(AIM OF THE EXERCISE) Pictures appear in the records below; write out everything else exactly.

(EXTRACTED MATERIAL)
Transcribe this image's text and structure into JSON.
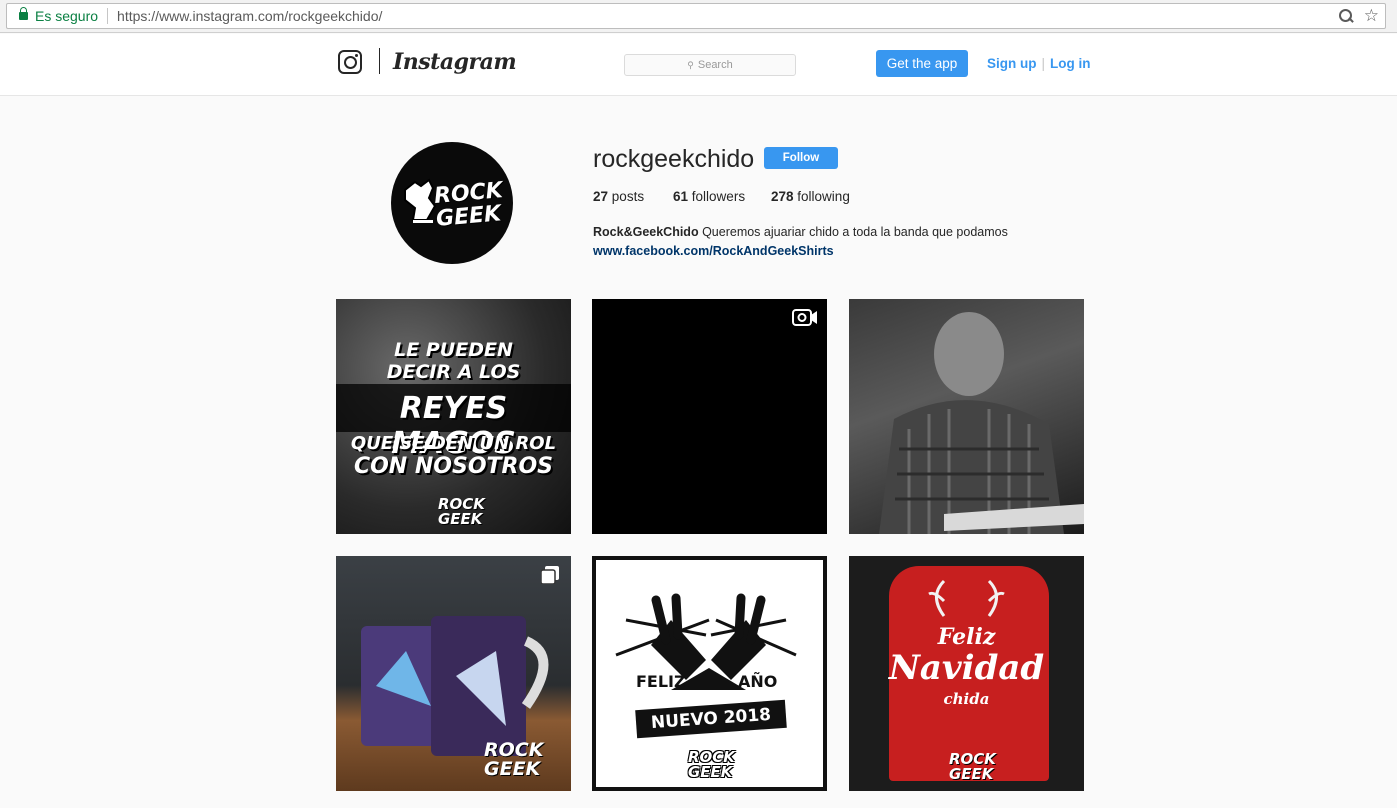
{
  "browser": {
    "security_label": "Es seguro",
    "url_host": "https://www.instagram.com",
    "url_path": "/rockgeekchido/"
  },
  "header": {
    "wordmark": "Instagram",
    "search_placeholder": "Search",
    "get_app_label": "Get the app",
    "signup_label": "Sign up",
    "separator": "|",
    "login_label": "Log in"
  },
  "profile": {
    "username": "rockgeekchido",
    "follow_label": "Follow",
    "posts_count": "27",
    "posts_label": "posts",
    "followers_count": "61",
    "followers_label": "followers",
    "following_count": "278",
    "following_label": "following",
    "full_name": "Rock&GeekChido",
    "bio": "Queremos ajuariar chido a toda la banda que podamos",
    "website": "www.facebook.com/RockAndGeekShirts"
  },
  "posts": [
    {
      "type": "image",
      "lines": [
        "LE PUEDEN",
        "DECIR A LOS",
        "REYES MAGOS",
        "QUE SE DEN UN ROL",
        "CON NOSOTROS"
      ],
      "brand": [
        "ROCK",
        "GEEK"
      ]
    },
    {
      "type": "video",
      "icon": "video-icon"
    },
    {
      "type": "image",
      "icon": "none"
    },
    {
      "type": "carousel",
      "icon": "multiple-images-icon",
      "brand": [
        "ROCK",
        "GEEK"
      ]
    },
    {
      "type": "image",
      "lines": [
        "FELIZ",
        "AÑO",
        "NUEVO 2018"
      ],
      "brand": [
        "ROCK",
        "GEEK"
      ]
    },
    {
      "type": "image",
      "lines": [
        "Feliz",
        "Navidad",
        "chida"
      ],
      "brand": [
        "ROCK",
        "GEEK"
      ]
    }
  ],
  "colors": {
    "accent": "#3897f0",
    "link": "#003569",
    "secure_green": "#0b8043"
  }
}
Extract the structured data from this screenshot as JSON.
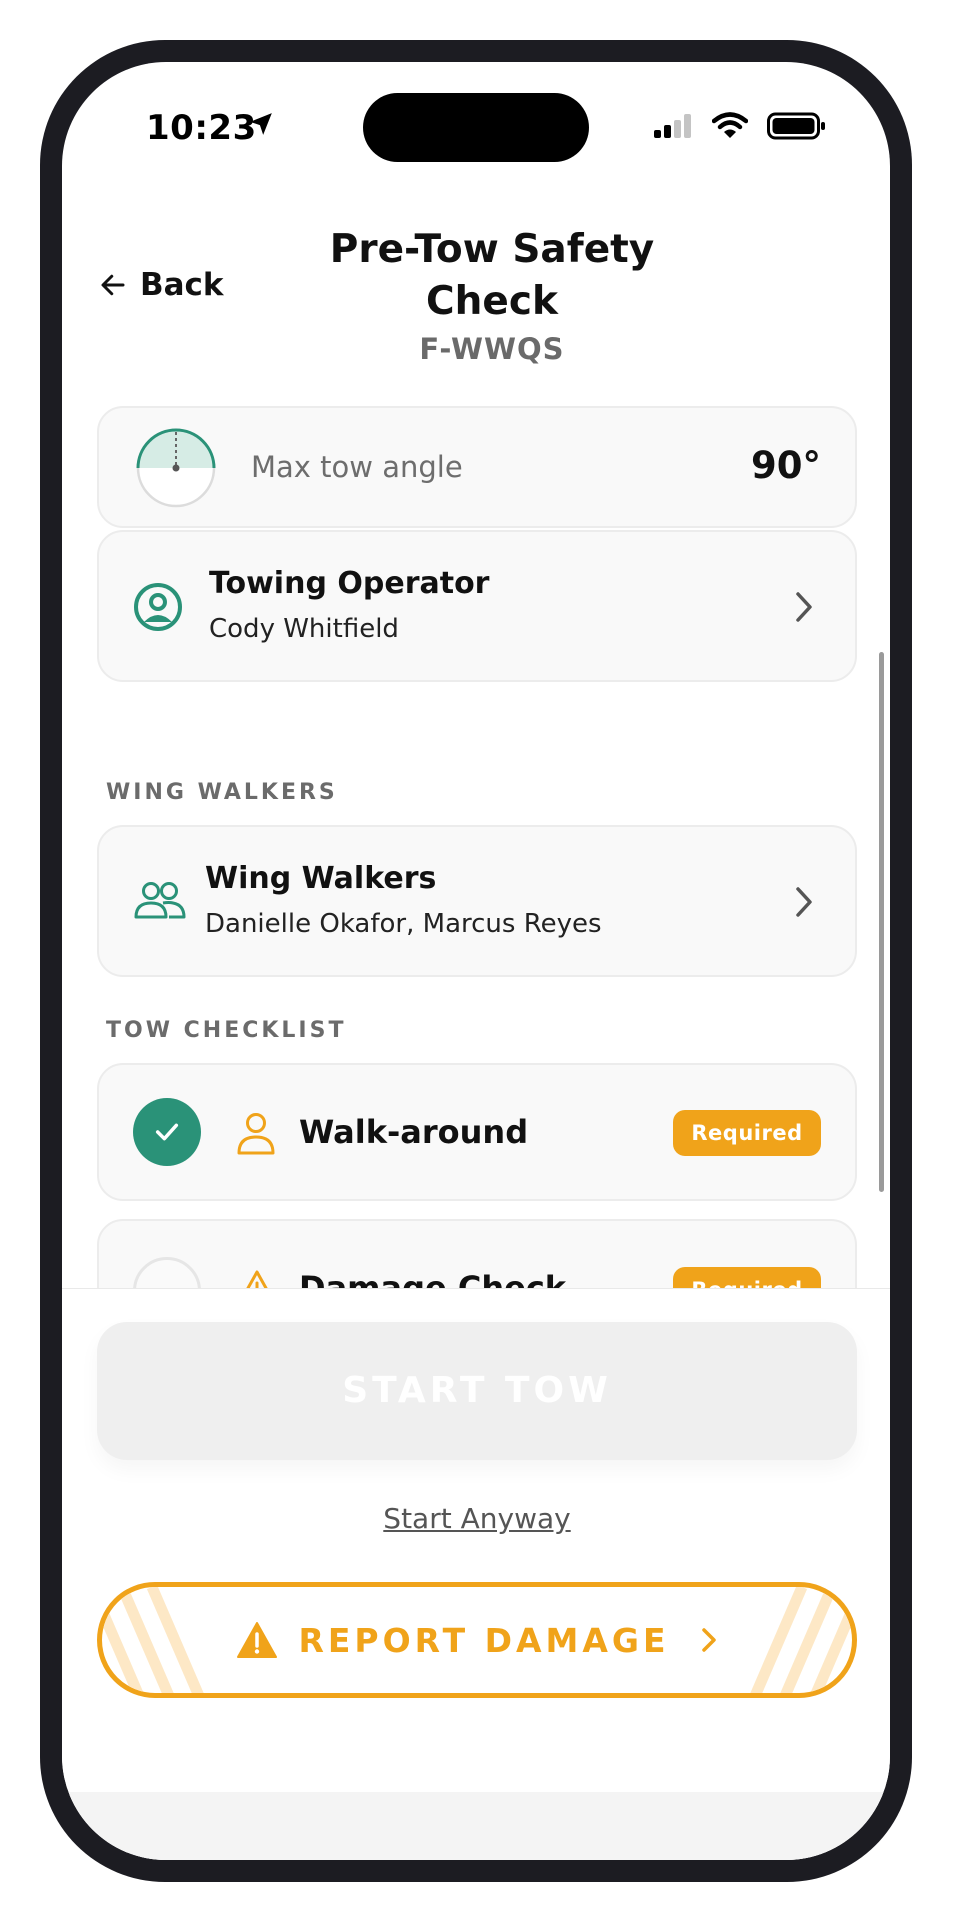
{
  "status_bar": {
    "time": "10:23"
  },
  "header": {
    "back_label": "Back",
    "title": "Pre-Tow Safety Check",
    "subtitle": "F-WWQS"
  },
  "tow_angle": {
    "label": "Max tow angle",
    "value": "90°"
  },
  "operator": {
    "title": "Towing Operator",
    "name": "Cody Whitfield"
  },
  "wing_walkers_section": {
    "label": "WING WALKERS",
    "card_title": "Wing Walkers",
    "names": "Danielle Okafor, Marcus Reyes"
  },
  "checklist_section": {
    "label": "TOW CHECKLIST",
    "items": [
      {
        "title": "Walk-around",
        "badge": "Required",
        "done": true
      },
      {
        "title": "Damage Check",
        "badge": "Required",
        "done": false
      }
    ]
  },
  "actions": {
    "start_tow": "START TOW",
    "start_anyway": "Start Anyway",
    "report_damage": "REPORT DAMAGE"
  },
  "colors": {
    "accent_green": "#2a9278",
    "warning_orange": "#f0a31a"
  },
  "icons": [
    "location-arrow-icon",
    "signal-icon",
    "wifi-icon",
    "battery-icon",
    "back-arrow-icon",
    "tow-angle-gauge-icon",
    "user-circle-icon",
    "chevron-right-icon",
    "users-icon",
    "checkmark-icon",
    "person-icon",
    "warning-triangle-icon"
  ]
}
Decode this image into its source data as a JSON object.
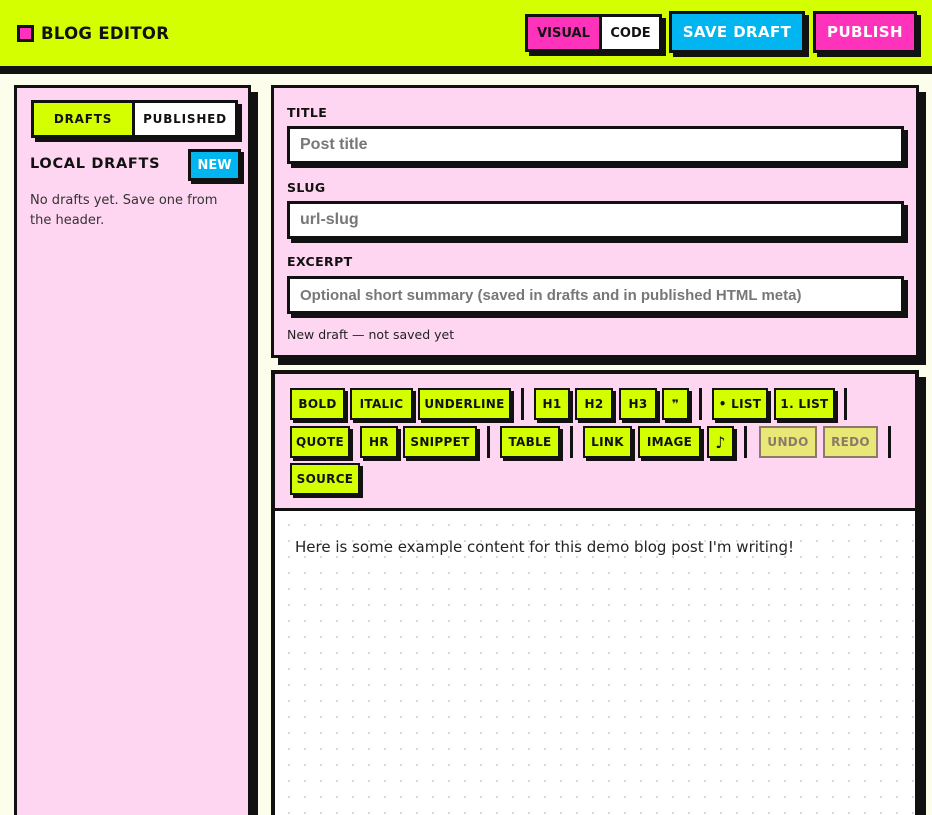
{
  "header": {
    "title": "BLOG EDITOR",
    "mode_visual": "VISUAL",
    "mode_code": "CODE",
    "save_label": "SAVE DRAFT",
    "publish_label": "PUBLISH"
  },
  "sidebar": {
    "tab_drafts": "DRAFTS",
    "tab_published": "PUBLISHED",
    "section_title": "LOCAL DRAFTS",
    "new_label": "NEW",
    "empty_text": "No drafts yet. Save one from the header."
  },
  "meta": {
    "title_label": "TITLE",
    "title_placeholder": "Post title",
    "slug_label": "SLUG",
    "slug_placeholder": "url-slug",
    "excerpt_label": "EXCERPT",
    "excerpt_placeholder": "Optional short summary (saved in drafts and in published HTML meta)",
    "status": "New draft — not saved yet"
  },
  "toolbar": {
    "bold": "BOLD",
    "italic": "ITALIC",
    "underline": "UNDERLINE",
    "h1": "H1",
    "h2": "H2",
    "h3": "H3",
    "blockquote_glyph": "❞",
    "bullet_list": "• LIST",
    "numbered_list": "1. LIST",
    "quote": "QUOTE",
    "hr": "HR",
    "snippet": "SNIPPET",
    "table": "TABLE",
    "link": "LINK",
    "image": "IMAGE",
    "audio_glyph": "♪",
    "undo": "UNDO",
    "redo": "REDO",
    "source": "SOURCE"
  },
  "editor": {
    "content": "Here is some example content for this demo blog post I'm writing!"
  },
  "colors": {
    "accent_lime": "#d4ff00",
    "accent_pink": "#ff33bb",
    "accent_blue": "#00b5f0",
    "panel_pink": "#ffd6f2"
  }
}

(PROBLEM SOLUTION)
Transcribe this image's text and structure into JSON.
{
  "browser": {
    "security_label": "Es seguro",
    "url_host": "https://www.instagram.com",
    "url_path": "/rockgeekchido/"
  },
  "header": {
    "wordmark": "Instagram",
    "search_placeholder": "Search",
    "get_app_label": "Get the app",
    "signup_label": "Sign up",
    "separator": "|",
    "login_label": "Log in"
  },
  "profile": {
    "username": "rockgeekchido",
    "follow_label": "Follow",
    "posts_count": "27",
    "posts_label": "posts",
    "followers_count": "61",
    "followers_label": "followers",
    "following_count": "278",
    "following_label": "following",
    "full_name": "Rock&GeekChido",
    "bio": "Queremos ajuariar chido a toda la banda que podamos",
    "website": "www.facebook.com/RockAndGeekShirts"
  },
  "posts": [
    {
      "type": "image",
      "lines": [
        "LE PUEDEN",
        "DECIR A LOS",
        "REYES MAGOS",
        "QUE SE DEN UN ROL",
        "CON NOSOTROS"
      ],
      "brand": [
        "ROCK",
        "GEEK"
      ]
    },
    {
      "type": "video",
      "icon": "video-icon"
    },
    {
      "type": "image",
      "icon": "none"
    },
    {
      "type": "carousel",
      "icon": "multiple-images-icon",
      "brand": [
        "ROCK",
        "GEEK"
      ]
    },
    {
      "type": "image",
      "lines": [
        "FELIZ",
        "AÑO",
        "NUEVO 2018"
      ],
      "brand": [
        "ROCK",
        "GEEK"
      ]
    },
    {
      "type": "image",
      "lines": [
        "Feliz",
        "Navidad",
        "chida"
      ],
      "brand": [
        "ROCK",
        "GEEK"
      ]
    }
  ],
  "colors": {
    "accent": "#3897f0",
    "link": "#003569",
    "secure_green": "#0b8043"
  }
}
Extract the structured data from this screenshot as JSON.
{
  "status_bar": {
    "time": "10:23"
  },
  "header": {
    "back_label": "Back",
    "title": "Pre-Tow Safety Check",
    "subtitle": "F-WWQS"
  },
  "tow_angle": {
    "label": "Max tow angle",
    "value": "90°"
  },
  "operator": {
    "title": "Towing Operator",
    "name": "Cody Whitfield"
  },
  "wing_walkers_section": {
    "label": "WING WALKERS",
    "card_title": "Wing Walkers",
    "names": "Danielle Okafor, Marcus Reyes"
  },
  "checklist_section": {
    "label": "TOW CHECKLIST",
    "items": [
      {
        "title": "Walk-around",
        "badge": "Required",
        "done": true
      },
      {
        "title": "Damage Check",
        "badge": "Required",
        "done": false
      }
    ]
  },
  "actions": {
    "start_tow": "START TOW",
    "start_anyway": "Start Anyway",
    "report_damage": "REPORT DAMAGE"
  },
  "colors": {
    "accent_green": "#2a9278",
    "warning_orange": "#f0a31a"
  },
  "icons": [
    "location-arrow-icon",
    "signal-icon",
    "wifi-icon",
    "battery-icon",
    "back-arrow-icon",
    "tow-angle-gauge-icon",
    "user-circle-icon",
    "chevron-right-icon",
    "users-icon",
    "checkmark-icon",
    "person-icon",
    "warning-triangle-icon"
  ]
}
Decode this image into its source data as a JSON object.
{
  "header": {
    "title": "BLOG EDITOR",
    "mode_visual": "VISUAL",
    "mode_code": "CODE",
    "save_label": "SAVE DRAFT",
    "publish_label": "PUBLISH"
  },
  "sidebar": {
    "tab_drafts": "DRAFTS",
    "tab_published": "PUBLISHED",
    "section_title": "LOCAL DRAFTS",
    "new_label": "NEW",
    "empty_text": "No drafts yet. Save one from the header."
  },
  "meta": {
    "title_label": "TITLE",
    "title_placeholder": "Post title",
    "slug_label": "SLUG",
    "slug_placeholder": "url-slug",
    "excerpt_label": "EXCERPT",
    "excerpt_placeholder": "Optional short summary (saved in drafts and in published HTML meta)",
    "status": "New draft — not saved yet"
  },
  "toolbar": {
    "bold": "BOLD",
    "italic": "ITALIC",
    "underline": "UNDERLINE",
    "h1": "H1",
    "h2": "H2",
    "h3": "H3",
    "blockquote_glyph": "❞",
    "bullet_list": "• LIST",
    "numbered_list": "1. LIST",
    "quote": "QUOTE",
    "hr": "HR",
    "snippet": "SNIPPET",
    "table": "TABLE",
    "link": "LINK",
    "image": "IMAGE",
    "audio_glyph": "♪",
    "undo": "UNDO",
    "redo": "REDO",
    "source": "SOURCE"
  },
  "editor": {
    "content": "Here is some example content for this demo blog post I'm writing!"
  },
  "colors": {
    "accent_lime": "#d4ff00",
    "accent_pink": "#ff33bb",
    "accent_blue": "#00b5f0",
    "panel_pink": "#ffd6f2"
  }
}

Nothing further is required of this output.